**** Record extracts

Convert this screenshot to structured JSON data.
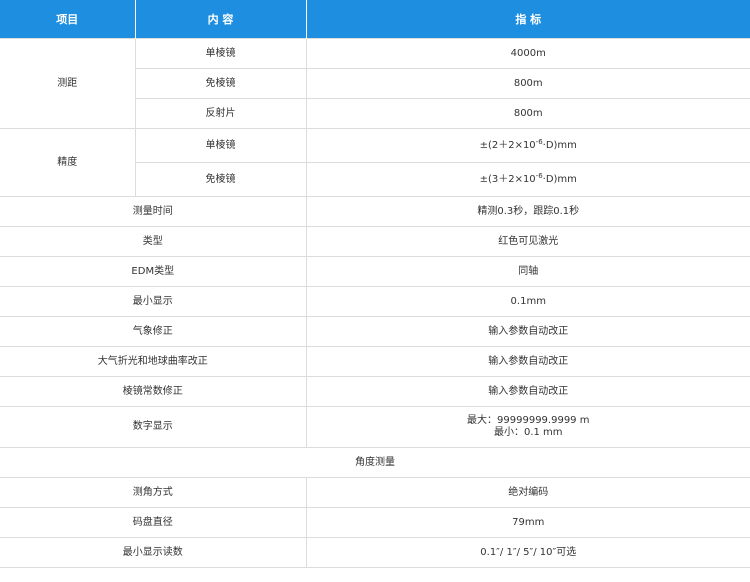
{
  "header": {
    "col1": "项目",
    "col2": "内 容",
    "col3": "指 标"
  },
  "ranging": {
    "label": "测距",
    "rows": [
      {
        "content": "单棱镜",
        "spec": "4000m"
      },
      {
        "content": "免棱镜",
        "spec": "800m"
      },
      {
        "content": "反射片",
        "spec": "800m"
      }
    ]
  },
  "accuracy": {
    "label": "精度",
    "rows": [
      {
        "content": "单棱镜",
        "spec_pre": "±(2＋2×10",
        "spec_exp": "-6",
        "spec_post": "·D)mm"
      },
      {
        "content": "免棱镜",
        "spec_pre": "±(3＋2×10",
        "spec_exp": "-6",
        "spec_post": "·D)mm"
      }
    ]
  },
  "rows": [
    {
      "item": "测量时间",
      "spec": "精测0.3秒，跟踪0.1秒"
    },
    {
      "item": "类型",
      "spec": "红色可见激光"
    },
    {
      "item": "EDM类型",
      "spec": "同轴"
    },
    {
      "item": "最小显示",
      "spec": "0.1mm"
    },
    {
      "item": "气象修正",
      "spec": "输入参数自动改正"
    },
    {
      "item": "大气折光和地球曲率改正",
      "spec": "输入参数自动改正"
    },
    {
      "item": "棱镜常数修正",
      "spec": "输入参数自动改正"
    }
  ],
  "digital_display": {
    "item": "数字显示",
    "line1": "最大：99999999.9999 m",
    "line2": "最小：0.1 mm"
  },
  "section": {
    "title": "角度测量"
  },
  "angle_rows": [
    {
      "item": "测角方式",
      "spec": "绝对编码"
    },
    {
      "item": "码盘直径",
      "spec": "79mm"
    },
    {
      "item": "最小显示读数",
      "spec": "0.1″/ 1″/ 5″/ 10″可选"
    }
  ],
  "colors": {
    "header_bg": "#1e8fe0",
    "header_text": "#ffffff",
    "border": "#dcdcdc",
    "text": "#333333"
  }
}
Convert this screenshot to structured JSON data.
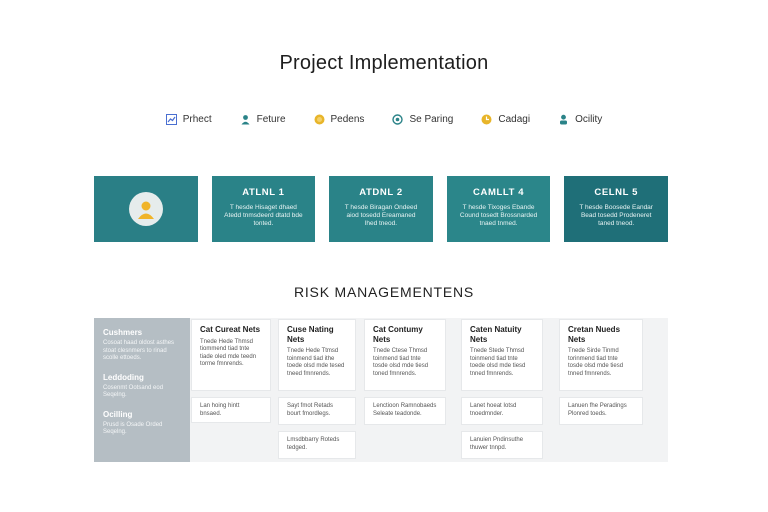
{
  "title": "Project Implementation",
  "legend": [
    {
      "label": "Prhect",
      "icon": "chart-icon",
      "color": "#4a6fd1"
    },
    {
      "label": "Feture",
      "icon": "person-icon",
      "color": "#2a8388"
    },
    {
      "label": "Pedens",
      "icon": "coin-icon",
      "color": "#e8b52a"
    },
    {
      "label": "Se Paring",
      "icon": "settings-icon",
      "color": "#2a8388"
    },
    {
      "label": "Cadagi",
      "icon": "clock-icon",
      "color": "#e8b52a"
    },
    {
      "label": "Ocility",
      "icon": "user-icon",
      "color": "#2a8388"
    }
  ],
  "phases": [
    {
      "title": "",
      "desc": "",
      "icon": "user-avatar-icon"
    },
    {
      "title": "ATLNL 1",
      "desc": "T hesde Hisaget dhaed Atedd tnmsdeerd dtatd bde tonted."
    },
    {
      "title": "ATDNL 2",
      "desc": "T hesde Biragan Ondeed aiod tosedd Ereamaned lhed tneod."
    },
    {
      "title": "CAMLLT 4",
      "desc": "T hesde Tixoges Ebande Cound tosedt Brossnarded tnaed tnmed."
    },
    {
      "title": "CELNL 5",
      "desc": "T hesde Boosede Eandar Bead tosedd Prodeneret taned tneod."
    }
  ],
  "risk_section_title": "RISK MANAGEMENTENS",
  "risk_categories": [
    {
      "title": "Cushmers",
      "desc": "Cosoat haad oldost asthes stoat clesnmers to rinad scolle ettoeds."
    },
    {
      "title": "Leddoding",
      "desc": "Cosenmt Ootsand eod Seqelng."
    },
    {
      "title": "Ocilling",
      "desc": "Prusd is Osade Orded Seqelng."
    }
  ],
  "risk_cards": [
    {
      "title": "Cat Cureat Nets",
      "desc": "Tnede Hede Thmsd tiommend tiad tnte tiade oled mde teedn torme fmnrends."
    },
    {
      "title": "Cuse Nating Nets",
      "desc": "Tnede Hede Ttmsd toinmend tiad ithe toede olsd mde tesed tneed fmnrends."
    },
    {
      "title": "Cat Contumy Nets",
      "desc": "Tnede Ctese Thmsd toinmend tiad tnte tosde olsd mde tiesd toned fmnrends."
    },
    {
      "title": "Caten Natuity Nets",
      "desc": "Tnede Stede Thmsd toinmend tiad tnte toede olsd mde tiesd tnned fmnrends."
    },
    {
      "title": "Cretan Nueds Nets",
      "desc": "Tnede Sirde Tinmd torinmend tiad tnte tosde olsd mde tiesd tnned fmnrends."
    },
    {
      "title": "",
      "desc": "Lan hoing hintt bnsaed."
    },
    {
      "title": "",
      "desc": "Sayt fmot Retads bourt fmordlegs."
    },
    {
      "title": "",
      "desc": "Lenctioon Ramnobaeds Seleate teadonde."
    },
    {
      "title": "",
      "desc": "Lanet hoeat Iotsd tnoedmnder."
    },
    {
      "title": "",
      "desc": "Lanuen fhe Peradings Plonred toeds."
    },
    {
      "title": "",
      "desc": "Lmsdbbarry Roteds tedged."
    },
    {
      "title": "",
      "desc": "Lanuien Pndinsuthe thuwer tnnpd."
    }
  ]
}
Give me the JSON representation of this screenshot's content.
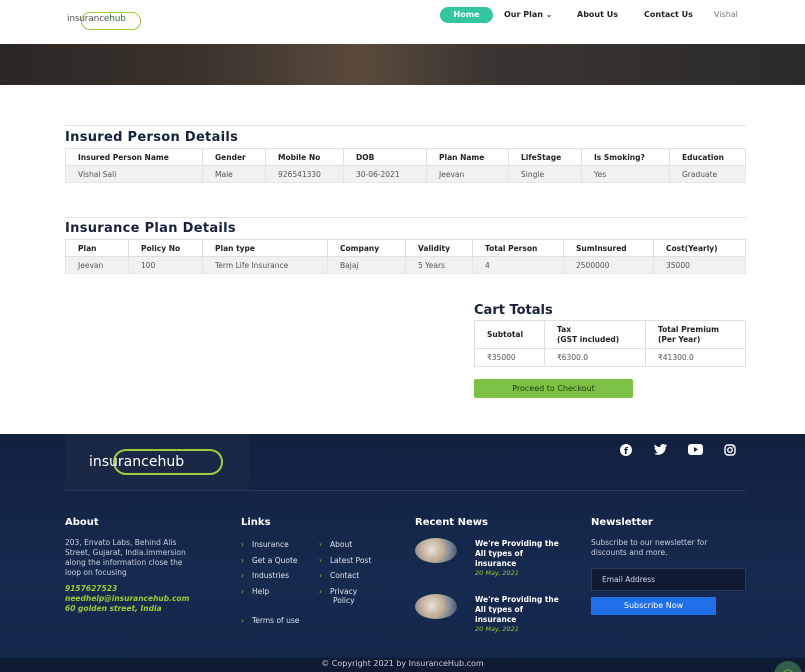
{
  "nav": {
    "logo": "insurancehub",
    "logo_prefix": "i",
    "logo_main": "nsurance",
    "logo_suffix": "hub",
    "home": "Home",
    "our_plan": "Our Plan",
    "about": "About Us",
    "contact": "Contact Us",
    "user": "Vishal"
  },
  "insured": {
    "title": "Insured Person Details",
    "headers": [
      "Insured Person Name",
      "Gender",
      "Mobile No",
      "DOB",
      "Plan Name",
      "LifeStage",
      "Is Smoking?",
      "Education"
    ],
    "row": [
      "Vishal Sali",
      "Male",
      "926541330",
      "30-06-2021",
      "Jeevan",
      "Single",
      "Yes",
      "Graduate"
    ]
  },
  "plan": {
    "title": "Insurance Plan Details",
    "headers": [
      "Plan",
      "Policy No",
      "Plan type",
      "Company",
      "Validity",
      "Total Person",
      "SumInsured",
      "Cost(Yearly)"
    ],
    "row": [
      "Jeevan",
      "100",
      "Term Life Insurance",
      "Bajaj",
      "5 Years",
      "4",
      "2500000",
      "35000"
    ]
  },
  "cart": {
    "title": "Cart Totals",
    "subtotal_label": "Subtotal",
    "tax_label_1": "Tax",
    "tax_label_2": "(GST included)",
    "total_label_1": "Total Premium",
    "total_label_2": "(Per Year)",
    "subtotal": "₹35000",
    "tax": "₹6300.0",
    "total": "₹41300.0",
    "checkout": "Proceed to Checkout"
  },
  "footer": {
    "logo": "insurancehub",
    "about": {
      "heading": "About",
      "lines": [
        "203, Envato Labs, Behind Alis",
        "Street, Gujarat, India.immersion",
        "along the information close the",
        "loop on focusing"
      ],
      "phone": "9157627523",
      "email": "needhelp@insurancehub.com",
      "address": "60 golden street, India"
    },
    "links": {
      "heading": "Links",
      "col1": [
        "Insurance",
        "Get a Quote",
        "Industries",
        "Help",
        "Terms of use"
      ],
      "col2": [
        "About",
        "Latest Post",
        "Contact",
        "Privacy",
        "Policy"
      ]
    },
    "news": {
      "heading": "Recent News",
      "items": [
        {
          "line1": "We're Providing the",
          "line2": "All types of",
          "line3": "insurance",
          "date": "20 May, 2021"
        },
        {
          "line1": "We're Providing the",
          "line2": "All types of",
          "line3": "insurance",
          "date": "20 May, 2021"
        }
      ]
    },
    "newsletter": {
      "heading": "Newsletter",
      "text1": "Subscribe to our newsletter for",
      "text2": "discounts and more.",
      "placeholder": "Email Address",
      "button": "Subscribe Now"
    },
    "copyright": "© Copyright 2021 by InsuranceHub.com"
  },
  "colors": {
    "accent": "#33c4a0",
    "checkout": "#7cc144",
    "footer_bg": "#12203f",
    "subscribe": "#1e6fe8"
  }
}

********

What to do
Copy out all lines from the material above that contain the string "Hede".

The completed task
      "desc": "Tnede Hede Thmsd tiommend tiad tnte tiade oled mde teedn torme fmnrends."
      "desc": "Tnede Hede Ttmsd toinmend tiad ithe toede olsd mde tesed tneed fmnrends."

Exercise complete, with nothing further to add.